> EXERCISE REQUIREMENTS:
Omit every picture while repeating the entries exactly.

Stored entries
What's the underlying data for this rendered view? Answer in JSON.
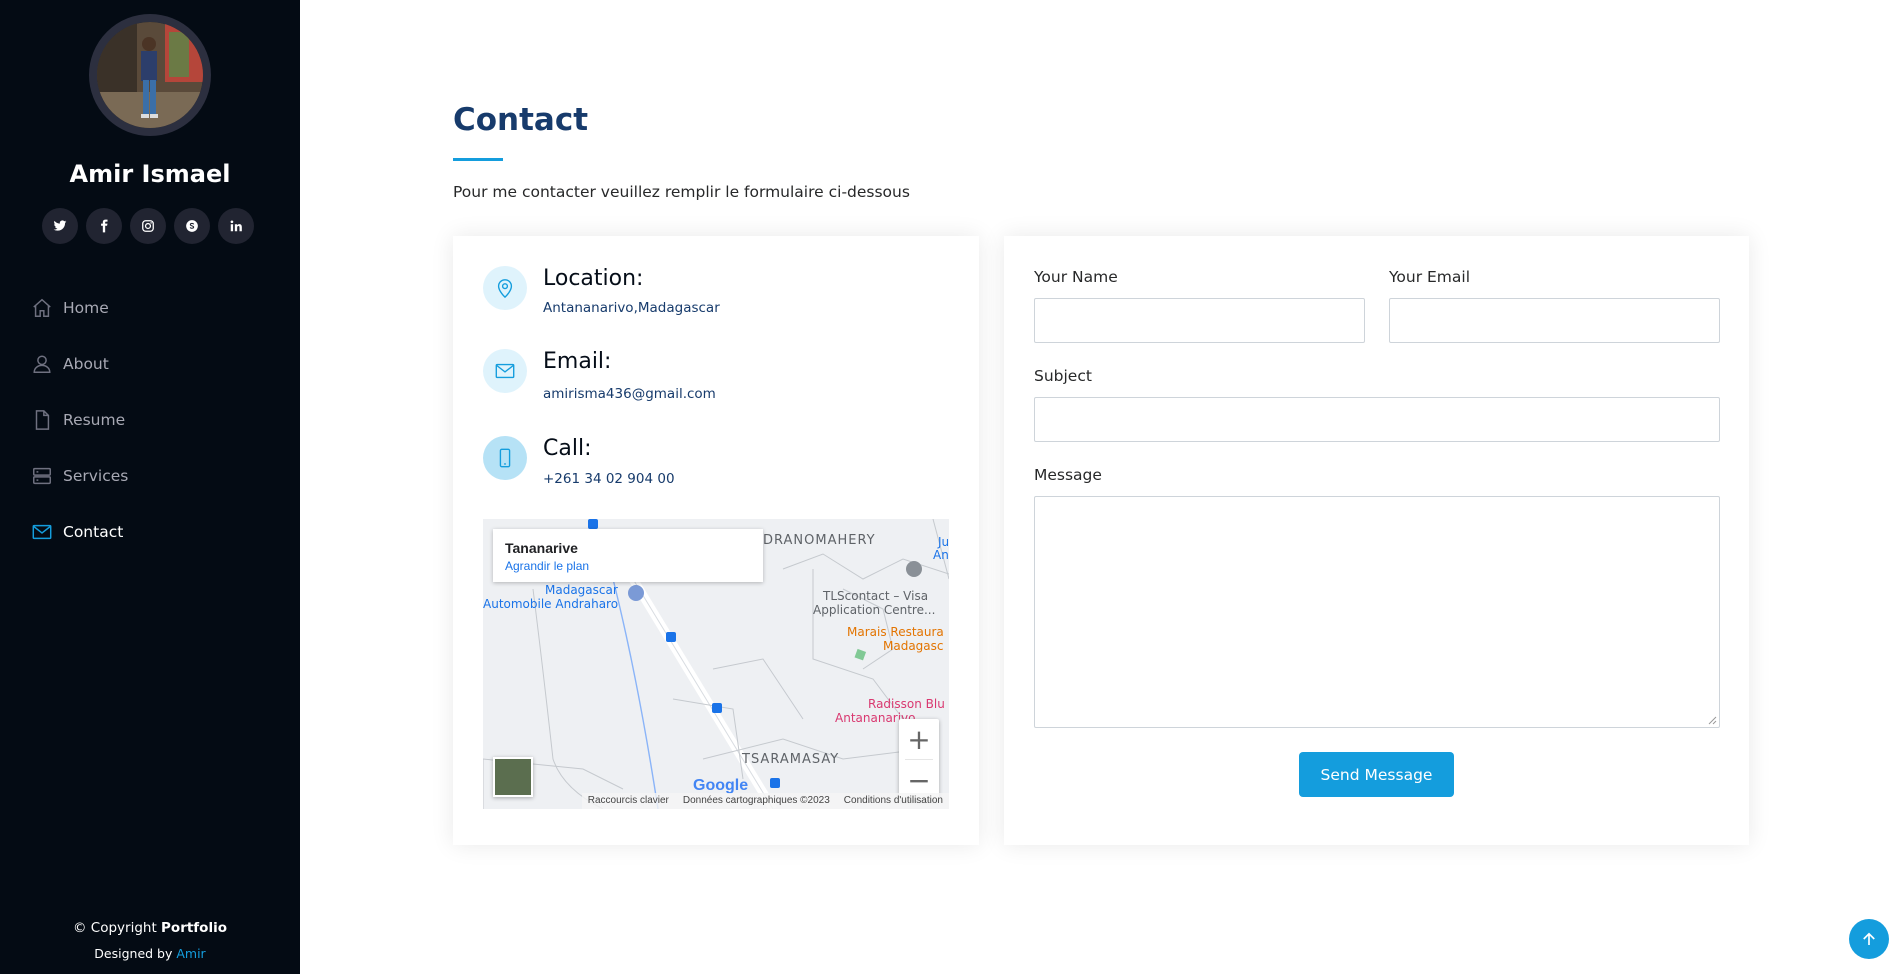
{
  "profile": {
    "name": "Amir Ismael"
  },
  "social": [
    {
      "icon": "twitter-icon"
    },
    {
      "icon": "facebook-icon"
    },
    {
      "icon": "instagram-icon"
    },
    {
      "icon": "skype-icon"
    },
    {
      "icon": "linkedin-icon"
    }
  ],
  "nav": {
    "items": [
      {
        "label": "Home",
        "icon": "home-icon"
      },
      {
        "label": "About",
        "icon": "person-icon"
      },
      {
        "label": "Resume",
        "icon": "file-icon"
      },
      {
        "label": "Services",
        "icon": "server-icon"
      },
      {
        "label": "Contact",
        "icon": "envelope-icon",
        "active": true
      }
    ]
  },
  "footer": {
    "copyright_prefix": "© Copyright ",
    "copyright_brand": "Portfolio",
    "designed_prefix": "Designed by ",
    "designer": "Amir"
  },
  "contact": {
    "title": "Contact",
    "description": "Pour me contacter veuillez remplir le formulaire ci-dessous",
    "location": {
      "heading": "Location:",
      "value": "Antananarivo,Madagascar"
    },
    "email": {
      "heading": "Email:",
      "value": "amirisma436@gmail.com"
    },
    "call": {
      "heading": "Call:",
      "value": "+261 34 02 904 00"
    }
  },
  "map": {
    "place": "Tananarive",
    "enlarge_link": "Agrandir le plan",
    "labels": {
      "andranomahery": "DRANOMAHERY",
      "ju": "Ju",
      "an": "An",
      "madagascar_auto_1": "Madagascar",
      "madagascar_auto_2": "Automobile Andraharo",
      "tlscontact_1": "TLScontact – Visa",
      "tlscontact_2": "Application Centre...",
      "marais_1": "Marais Restaura",
      "marais_2": "Madagasc",
      "radisson_1": "Radisson Blu",
      "radisson_2": "Antananarivo",
      "tsaramasay": "TSARAMASAY"
    },
    "zoom_in": "+",
    "zoom_out": "−",
    "logo": "Google",
    "attribution": {
      "shortcuts": "Raccourcis clavier",
      "data": "Données cartographiques ©2023",
      "terms": "Conditions d'utilisation"
    }
  },
  "form": {
    "name_label": "Your Name",
    "email_label": "Your Email",
    "subject_label": "Subject",
    "message_label": "Message",
    "name_value": "",
    "email_value": "",
    "subject_value": "",
    "message_value": "",
    "send_label": "Send Message"
  },
  "colors": {
    "accent": "#149ddd",
    "sidebar_bg": "#040b14",
    "title": "#173b6c"
  }
}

> WRITTEN SOLUTION:
What's the underlying data for this rendered view? Answer in JSON.
{
  "profile": {
    "name": "Amir Ismael"
  },
  "social": [
    {
      "icon": "twitter-icon"
    },
    {
      "icon": "facebook-icon"
    },
    {
      "icon": "instagram-icon"
    },
    {
      "icon": "skype-icon"
    },
    {
      "icon": "linkedin-icon"
    }
  ],
  "nav": {
    "items": [
      {
        "label": "Home",
        "icon": "home-icon"
      },
      {
        "label": "About",
        "icon": "person-icon"
      },
      {
        "label": "Resume",
        "icon": "file-icon"
      },
      {
        "label": "Services",
        "icon": "server-icon"
      },
      {
        "label": "Contact",
        "icon": "envelope-icon",
        "active": true
      }
    ]
  },
  "footer": {
    "copyright_prefix": "© Copyright ",
    "copyright_brand": "Portfolio",
    "designed_prefix": "Designed by ",
    "designer": "Amir"
  },
  "contact": {
    "title": "Contact",
    "description": "Pour me contacter veuillez remplir le formulaire ci-dessous",
    "location": {
      "heading": "Location:",
      "value": "Antananarivo,Madagascar"
    },
    "email": {
      "heading": "Email:",
      "value": "amirisma436@gmail.com"
    },
    "call": {
      "heading": "Call:",
      "value": "+261 34 02 904 00"
    }
  },
  "map": {
    "place": "Tananarive",
    "enlarge_link": "Agrandir le plan",
    "labels": {
      "andranomahery": "DRANOMAHERY",
      "ju": "Ju",
      "an": "An",
      "madagascar_auto_1": "Madagascar",
      "madagascar_auto_2": "Automobile Andraharo",
      "tlscontact_1": "TLScontact – Visa",
      "tlscontact_2": "Application Centre...",
      "marais_1": "Marais Restaura",
      "marais_2": "Madagasc",
      "radisson_1": "Radisson Blu",
      "radisson_2": "Antananarivo",
      "tsaramasay": "TSARAMASAY"
    },
    "zoom_in": "+",
    "zoom_out": "−",
    "logo": "Google",
    "attribution": {
      "shortcuts": "Raccourcis clavier",
      "data": "Données cartographiques ©2023",
      "terms": "Conditions d'utilisation"
    }
  },
  "form": {
    "name_label": "Your Name",
    "email_label": "Your Email",
    "subject_label": "Subject",
    "message_label": "Message",
    "name_value": "",
    "email_value": "",
    "subject_value": "",
    "message_value": "",
    "send_label": "Send Message"
  },
  "colors": {
    "accent": "#149ddd",
    "sidebar_bg": "#040b14",
    "title": "#173b6c"
  }
}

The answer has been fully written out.